**EXERCISE INSTRUCTIONS**
1. Transcribe the portion of the church parking lot case summary between "- Henderson sued" and "from intentional harm.", inclusive.
2. Pick up the church parking lot case summary after its final sentence and continue it.

160 N.E.3d 582
Ind. Ct. App.2020Background
- On Jan. 29, 2017, Paula Henderson attended morning service at New Wineskin Ministries and parked in a handicap space directly in front of the church.
- It was snowing with about two inches of accumulation; the parking lot was untreated and covered in visible snow and ice.
- After being warned by her son that it was slippery, Henderson exited the car, took two steps, slipped, and injured her shoulder, back, and neck.
- Henderson sued New Wineskin for negligence; the church moved for summary judgment relying on Ind. Code § 34-31-7-2, which limits nonprofit religious organizations’ duties to invitees to (1) warning of hidden dangers (if the organization has actual knowledge) and (2) refraining from intentional harm.
- The trial court granted summary judgment, finding the hazard (snow/ice) was not hidden because it was visible and Henderson knew of snow/ice; the Court of Appeals affirmed.
Issues
| Issue | Plaintiff's Argument | Defendant's Argument | Held |
|---|---|---|---|
| Whether a church parking lot is part of the statutory term “premises” in I.C. § 34-31-7-2 | "Premises" should be read to mean building space; § 34-31-7-3 defines premises as part of a building, so § 34-31-7-2 should likewise be limited | The statute does not define "premises" in § 34-31-7-2; ordinary meaning (building plus grounds) includes parking lots; the § 34-31-7-3 definition applies only to that section | Court held "premises" includes parking lots; § 34-31-7-2 applies |
| Whether the snow/ice that caused Henderson’s fall was a “hidden danger” such that the church had a duty to warn (and thus whether a duty was breached) | Henderson lacked a specific appreciation of slipperiness until after stepping out of the car, creating a factual dispute over whether the danger was hidden | Snow and ice were visible and obvious; objective evidence shows danger was not hidden, so no statutory duty to warn was triggered | Court held the snow/ice was not a hidden danger as a matter of undisputed fact; no breach under § 34-31-7-2 |
Key Cases Cited
- Hughley v. State, 15 N.E.3d 1000 (Ind. 2014) (standard of review for summary judgment)

**LISTED RECORDS**
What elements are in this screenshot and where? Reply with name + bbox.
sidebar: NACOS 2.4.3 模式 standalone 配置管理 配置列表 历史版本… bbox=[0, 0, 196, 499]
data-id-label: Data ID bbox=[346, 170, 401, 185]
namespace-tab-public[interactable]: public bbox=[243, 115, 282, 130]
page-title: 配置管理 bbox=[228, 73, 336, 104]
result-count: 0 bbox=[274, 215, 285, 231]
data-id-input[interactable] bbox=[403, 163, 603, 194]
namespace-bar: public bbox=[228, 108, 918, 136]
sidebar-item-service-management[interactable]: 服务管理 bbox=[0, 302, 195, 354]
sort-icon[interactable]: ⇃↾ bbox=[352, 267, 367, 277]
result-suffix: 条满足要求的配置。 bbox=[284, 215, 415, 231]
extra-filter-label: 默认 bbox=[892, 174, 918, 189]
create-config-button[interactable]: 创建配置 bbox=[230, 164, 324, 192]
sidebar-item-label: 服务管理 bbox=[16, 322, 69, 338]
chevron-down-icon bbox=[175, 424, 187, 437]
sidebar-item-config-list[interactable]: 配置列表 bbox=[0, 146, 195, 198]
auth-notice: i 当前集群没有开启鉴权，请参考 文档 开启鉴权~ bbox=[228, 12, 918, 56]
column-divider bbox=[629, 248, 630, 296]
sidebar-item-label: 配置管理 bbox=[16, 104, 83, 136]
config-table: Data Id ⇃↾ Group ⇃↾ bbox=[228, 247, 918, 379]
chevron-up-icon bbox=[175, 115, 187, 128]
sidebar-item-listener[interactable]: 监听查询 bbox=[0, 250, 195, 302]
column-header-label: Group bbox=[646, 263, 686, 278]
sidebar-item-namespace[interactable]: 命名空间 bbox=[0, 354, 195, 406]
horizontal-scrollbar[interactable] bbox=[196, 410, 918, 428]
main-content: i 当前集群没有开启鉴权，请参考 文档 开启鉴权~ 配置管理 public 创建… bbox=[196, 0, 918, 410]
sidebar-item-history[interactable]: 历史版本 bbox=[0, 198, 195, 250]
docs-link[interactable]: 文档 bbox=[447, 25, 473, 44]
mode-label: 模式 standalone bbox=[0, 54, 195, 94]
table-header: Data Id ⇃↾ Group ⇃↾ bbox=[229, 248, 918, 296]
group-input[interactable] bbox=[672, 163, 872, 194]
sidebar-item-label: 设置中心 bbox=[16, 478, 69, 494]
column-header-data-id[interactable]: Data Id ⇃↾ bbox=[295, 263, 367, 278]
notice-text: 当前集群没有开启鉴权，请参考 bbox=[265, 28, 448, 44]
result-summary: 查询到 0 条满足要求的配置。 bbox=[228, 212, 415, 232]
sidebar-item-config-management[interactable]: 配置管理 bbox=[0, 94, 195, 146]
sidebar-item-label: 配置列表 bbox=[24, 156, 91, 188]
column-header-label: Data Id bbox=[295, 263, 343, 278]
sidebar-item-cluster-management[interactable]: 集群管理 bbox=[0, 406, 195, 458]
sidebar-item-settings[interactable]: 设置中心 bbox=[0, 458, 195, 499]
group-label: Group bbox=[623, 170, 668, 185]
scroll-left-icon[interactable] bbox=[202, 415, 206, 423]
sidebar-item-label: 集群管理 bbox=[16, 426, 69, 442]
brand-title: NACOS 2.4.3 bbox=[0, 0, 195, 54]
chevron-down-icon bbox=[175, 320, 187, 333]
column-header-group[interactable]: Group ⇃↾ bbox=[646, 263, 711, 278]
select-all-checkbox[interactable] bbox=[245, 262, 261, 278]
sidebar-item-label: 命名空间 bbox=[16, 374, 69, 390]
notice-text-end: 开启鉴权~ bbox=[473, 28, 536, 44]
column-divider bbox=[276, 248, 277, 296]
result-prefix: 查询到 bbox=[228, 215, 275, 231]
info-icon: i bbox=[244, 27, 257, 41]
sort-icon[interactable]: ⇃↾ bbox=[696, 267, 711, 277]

**ANSWERS TO THE PROBLEMS**
1.
- Henderson sued New Wineskin for negligence; the church moved for summary judgment relying on Ind. Code § 34-31-7-2, which limits nonprofit religious organizations’ duties to invitees to (1) warning of hidden dangers (if the organization has actual knowledge) and (2) refraining from intentional harm.

2.
- Kramer v. Catholic Charities of Diocese of Fort Wayne-S. Bend, Inc., 32 N.E.3d 227 (Ind. 2015) (negligence cases are fact-sensitive and summary judgment is rarely appropriate)
- Certa v. Steak ‘n Shake Operations Inc., 102 N.E.3d 336 (Ind. Ct. App. 2018) (parking lots can be part of the premises for premises-liability duties)
- Lutheran Hosp. of Ind., Inc. v. Blaser, 634 N.E.2d 864 (Ind. Ct. App. 1994) (use of parking lot can affect invitee risk)
- Ind. Ins. Co. v. Dreiman, 804 N.E.2d 815 (Ind. Ct. App. 2004) ("premises" is unambiguous)
- Rainbow Realty Group, Inc. v. Carter, 131 N.E.3d 168 (Ind. 2019) (declines to import a definition from another statutory section)
- Montgomery v. State, 878 N.E.2d 262 (Ind. Ct. App. 2007) (give undefined statutory terms their common and ordinary meaning)
- Miller v. Rosehill Hotels, LLC, 45 N.E.3d 15 (Ind. Ct. App. 2015) (distinguishable case where invitee status imposed broader duties)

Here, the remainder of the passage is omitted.